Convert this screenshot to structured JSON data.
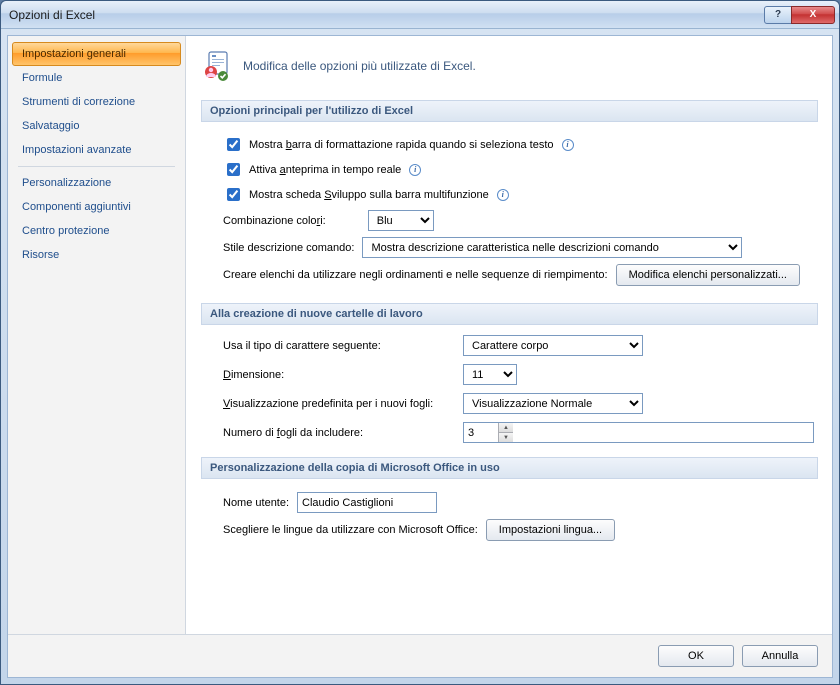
{
  "window": {
    "title": "Opzioni di Excel",
    "help_label": "?",
    "close_label": "X"
  },
  "sidebar": {
    "items": [
      {
        "label": "Impostazioni generali",
        "active": true
      },
      {
        "label": "Formule"
      },
      {
        "label": "Strumenti di correzione"
      },
      {
        "label": "Salvataggio"
      },
      {
        "label": "Impostazioni avanzate"
      },
      {
        "sep": true
      },
      {
        "label": "Personalizzazione"
      },
      {
        "label": "Componenti aggiuntivi"
      },
      {
        "label": "Centro protezione"
      },
      {
        "label": "Risorse"
      }
    ]
  },
  "header": {
    "subtitle": "Modifica delle opzioni più utilizzate di Excel."
  },
  "section_main": {
    "title": "Opzioni principali per l'utilizzo di Excel",
    "chk1_pre": "Mostra ",
    "chk1_accel": "b",
    "chk1_post": "arra di formattazione rapida quando si seleziona testo",
    "chk2_pre": "Attiva ",
    "chk2_accel": "a",
    "chk2_post": "nteprima in tempo reale",
    "chk3_pre": "Mostra scheda ",
    "chk3_accel": "S",
    "chk3_post": "viluppo sulla barra multifunzione",
    "color_label_pre": "Combinazione colo",
    "color_label_accel": "r",
    "color_label_post": "i:",
    "color_value": "Blu",
    "tooltip_style_label": "Stile descrizione comando:",
    "tooltip_style_value": "Mostra descrizione caratteristica nelle descrizioni comando",
    "custom_lists_label": "Creare elenchi da utilizzare negli ordinamenti e nelle sequenze di riempimento:",
    "custom_lists_button": "Modifica elenchi personalizzati..."
  },
  "section_newwb": {
    "title": "Alla creazione di nuove cartelle di lavoro",
    "font_label": "Usa il tipo di carattere seguente:",
    "font_value": "Carattere corpo",
    "size_label_accel": "D",
    "size_label_post": "imensione:",
    "size_value": "11",
    "view_label_accel": "V",
    "view_label_post": "isualizzazione predefinita per i nuovi fogli:",
    "view_value": "Visualizzazione Normale",
    "sheets_label_pre": "Numero di ",
    "sheets_label_accel": "f",
    "sheets_label_post": "ogli da includere:",
    "sheets_value": "3"
  },
  "section_personalize": {
    "title": "Personalizzazione della copia di Microsoft Office in uso",
    "username_label": "Nome utente:",
    "username_value": "Claudio Castiglioni",
    "lang_label": "Scegliere le lingue da utilizzare con Microsoft Office:",
    "lang_button": "Impostazioni lingua..."
  },
  "footer": {
    "ok": "OK",
    "cancel": "Annulla"
  }
}
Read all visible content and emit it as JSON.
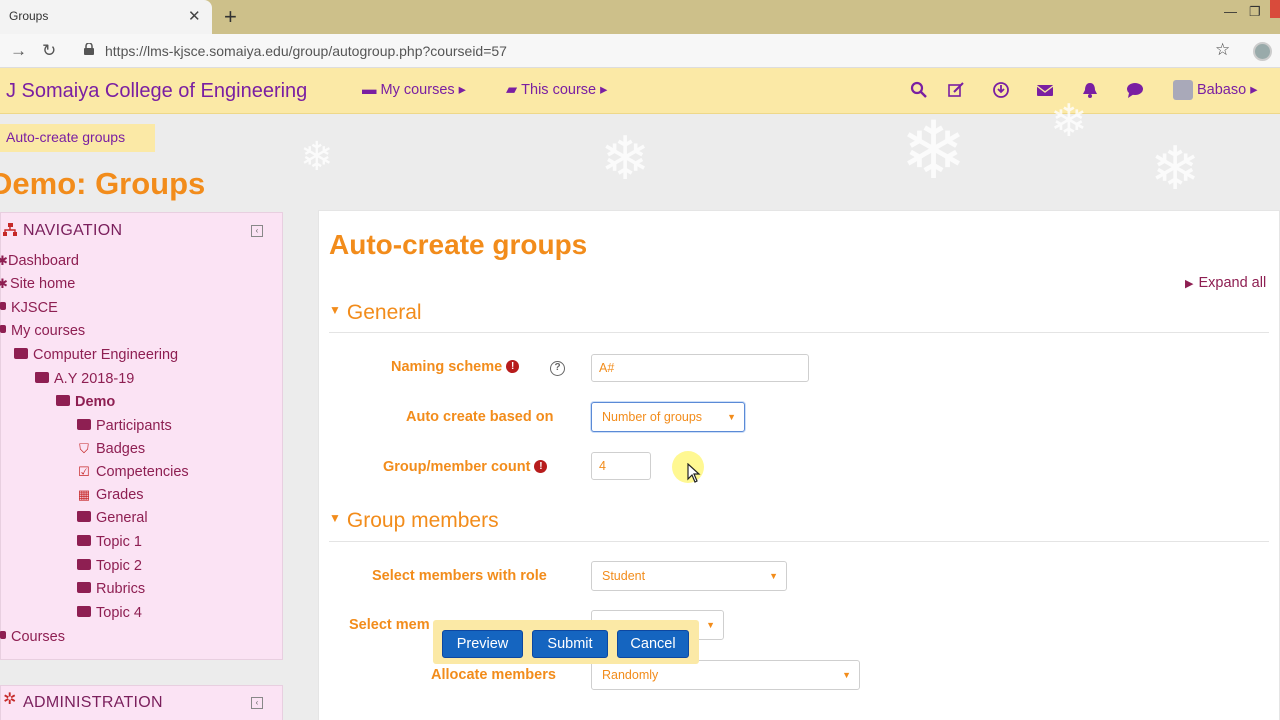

################

**Instructions for the task**.
Report how many lines of the data contain the word "Mostra", using the number alone.

**Solution for this exercise**.
3